Give, as a bare number, the count of lines that contain the word "value".

DATASET:
▶
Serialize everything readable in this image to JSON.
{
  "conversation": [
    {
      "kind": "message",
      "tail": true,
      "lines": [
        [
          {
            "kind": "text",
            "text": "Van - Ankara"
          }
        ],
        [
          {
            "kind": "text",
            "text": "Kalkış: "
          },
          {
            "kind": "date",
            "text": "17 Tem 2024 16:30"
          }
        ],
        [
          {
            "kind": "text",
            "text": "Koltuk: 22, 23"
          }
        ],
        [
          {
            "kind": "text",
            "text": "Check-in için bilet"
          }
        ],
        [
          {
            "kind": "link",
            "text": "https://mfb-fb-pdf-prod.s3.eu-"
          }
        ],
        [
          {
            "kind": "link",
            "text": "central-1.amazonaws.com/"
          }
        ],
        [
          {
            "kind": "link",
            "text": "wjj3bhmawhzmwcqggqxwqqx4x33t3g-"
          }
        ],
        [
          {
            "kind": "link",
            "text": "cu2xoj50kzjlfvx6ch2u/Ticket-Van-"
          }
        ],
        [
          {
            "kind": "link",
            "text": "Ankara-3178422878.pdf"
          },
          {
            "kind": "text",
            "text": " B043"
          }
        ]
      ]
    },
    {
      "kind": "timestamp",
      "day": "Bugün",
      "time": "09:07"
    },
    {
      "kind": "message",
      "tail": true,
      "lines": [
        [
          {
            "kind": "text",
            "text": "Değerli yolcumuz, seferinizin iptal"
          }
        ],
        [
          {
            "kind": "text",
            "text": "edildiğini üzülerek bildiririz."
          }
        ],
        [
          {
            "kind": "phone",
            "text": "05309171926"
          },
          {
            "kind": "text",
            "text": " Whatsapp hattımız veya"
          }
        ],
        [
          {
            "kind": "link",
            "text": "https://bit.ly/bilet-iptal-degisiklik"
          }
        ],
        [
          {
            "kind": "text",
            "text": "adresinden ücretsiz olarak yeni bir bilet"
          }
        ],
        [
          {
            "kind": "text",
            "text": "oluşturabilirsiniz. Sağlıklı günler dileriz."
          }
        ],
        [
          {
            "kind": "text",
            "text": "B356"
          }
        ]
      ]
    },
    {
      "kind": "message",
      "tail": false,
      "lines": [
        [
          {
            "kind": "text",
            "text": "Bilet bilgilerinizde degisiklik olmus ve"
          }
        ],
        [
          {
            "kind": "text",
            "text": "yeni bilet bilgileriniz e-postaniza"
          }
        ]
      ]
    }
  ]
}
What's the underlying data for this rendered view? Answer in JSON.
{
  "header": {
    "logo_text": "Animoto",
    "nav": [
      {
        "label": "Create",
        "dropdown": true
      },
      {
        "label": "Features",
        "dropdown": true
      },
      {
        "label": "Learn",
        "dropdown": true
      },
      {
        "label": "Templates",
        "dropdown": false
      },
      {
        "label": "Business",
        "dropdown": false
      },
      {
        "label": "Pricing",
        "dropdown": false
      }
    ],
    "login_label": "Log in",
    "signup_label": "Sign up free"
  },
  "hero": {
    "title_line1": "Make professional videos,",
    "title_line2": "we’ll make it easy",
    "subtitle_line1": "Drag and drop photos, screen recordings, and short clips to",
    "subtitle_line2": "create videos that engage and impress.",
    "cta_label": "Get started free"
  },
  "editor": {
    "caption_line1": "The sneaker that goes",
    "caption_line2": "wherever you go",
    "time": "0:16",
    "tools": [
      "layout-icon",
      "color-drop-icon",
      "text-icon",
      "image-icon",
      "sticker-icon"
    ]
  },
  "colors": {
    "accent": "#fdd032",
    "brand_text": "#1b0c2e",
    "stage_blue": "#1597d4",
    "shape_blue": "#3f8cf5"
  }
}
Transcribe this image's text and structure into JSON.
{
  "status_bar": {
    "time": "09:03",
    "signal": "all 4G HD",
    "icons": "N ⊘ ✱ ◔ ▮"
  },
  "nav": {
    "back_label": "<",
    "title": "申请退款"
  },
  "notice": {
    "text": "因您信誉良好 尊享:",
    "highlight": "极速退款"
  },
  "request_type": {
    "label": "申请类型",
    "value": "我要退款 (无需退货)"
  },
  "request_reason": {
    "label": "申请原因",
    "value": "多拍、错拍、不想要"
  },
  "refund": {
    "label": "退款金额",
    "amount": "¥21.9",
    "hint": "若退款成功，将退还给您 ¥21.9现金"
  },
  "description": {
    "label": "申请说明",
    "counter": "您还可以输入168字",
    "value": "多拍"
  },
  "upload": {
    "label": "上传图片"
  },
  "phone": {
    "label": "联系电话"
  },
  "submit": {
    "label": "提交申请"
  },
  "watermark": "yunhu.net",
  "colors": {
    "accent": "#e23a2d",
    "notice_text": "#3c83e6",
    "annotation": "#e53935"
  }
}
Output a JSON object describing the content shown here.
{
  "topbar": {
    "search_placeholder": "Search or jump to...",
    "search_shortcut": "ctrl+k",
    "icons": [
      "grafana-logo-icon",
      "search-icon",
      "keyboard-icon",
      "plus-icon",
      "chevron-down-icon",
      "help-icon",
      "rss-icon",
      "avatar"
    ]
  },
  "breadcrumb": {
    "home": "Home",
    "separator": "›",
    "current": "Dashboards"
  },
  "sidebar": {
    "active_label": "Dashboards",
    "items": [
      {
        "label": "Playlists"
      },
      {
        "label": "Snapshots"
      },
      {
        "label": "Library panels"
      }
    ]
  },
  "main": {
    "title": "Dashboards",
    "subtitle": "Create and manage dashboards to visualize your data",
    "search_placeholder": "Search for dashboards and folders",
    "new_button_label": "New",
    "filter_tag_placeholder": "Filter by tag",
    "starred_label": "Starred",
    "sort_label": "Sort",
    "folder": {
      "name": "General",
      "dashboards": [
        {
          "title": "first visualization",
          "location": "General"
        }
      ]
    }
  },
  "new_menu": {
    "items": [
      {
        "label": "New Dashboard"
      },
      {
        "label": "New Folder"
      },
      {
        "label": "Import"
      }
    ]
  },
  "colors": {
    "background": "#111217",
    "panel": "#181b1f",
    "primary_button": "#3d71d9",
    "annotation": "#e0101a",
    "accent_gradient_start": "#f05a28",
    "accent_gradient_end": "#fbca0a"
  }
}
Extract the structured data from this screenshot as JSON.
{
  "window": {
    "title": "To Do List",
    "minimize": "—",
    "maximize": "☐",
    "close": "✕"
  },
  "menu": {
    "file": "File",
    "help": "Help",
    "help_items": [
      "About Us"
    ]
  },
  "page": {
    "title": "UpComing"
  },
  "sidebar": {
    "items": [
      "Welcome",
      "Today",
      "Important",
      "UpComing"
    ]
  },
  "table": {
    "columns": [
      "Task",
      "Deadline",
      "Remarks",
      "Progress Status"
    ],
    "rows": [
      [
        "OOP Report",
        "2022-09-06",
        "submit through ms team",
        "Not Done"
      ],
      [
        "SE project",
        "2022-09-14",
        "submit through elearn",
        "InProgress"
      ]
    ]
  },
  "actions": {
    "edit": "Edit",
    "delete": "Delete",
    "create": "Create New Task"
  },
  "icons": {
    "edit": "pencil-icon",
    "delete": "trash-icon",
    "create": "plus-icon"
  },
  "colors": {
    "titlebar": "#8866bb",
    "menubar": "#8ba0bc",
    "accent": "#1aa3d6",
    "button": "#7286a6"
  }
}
◀
THE OUTPUT:
3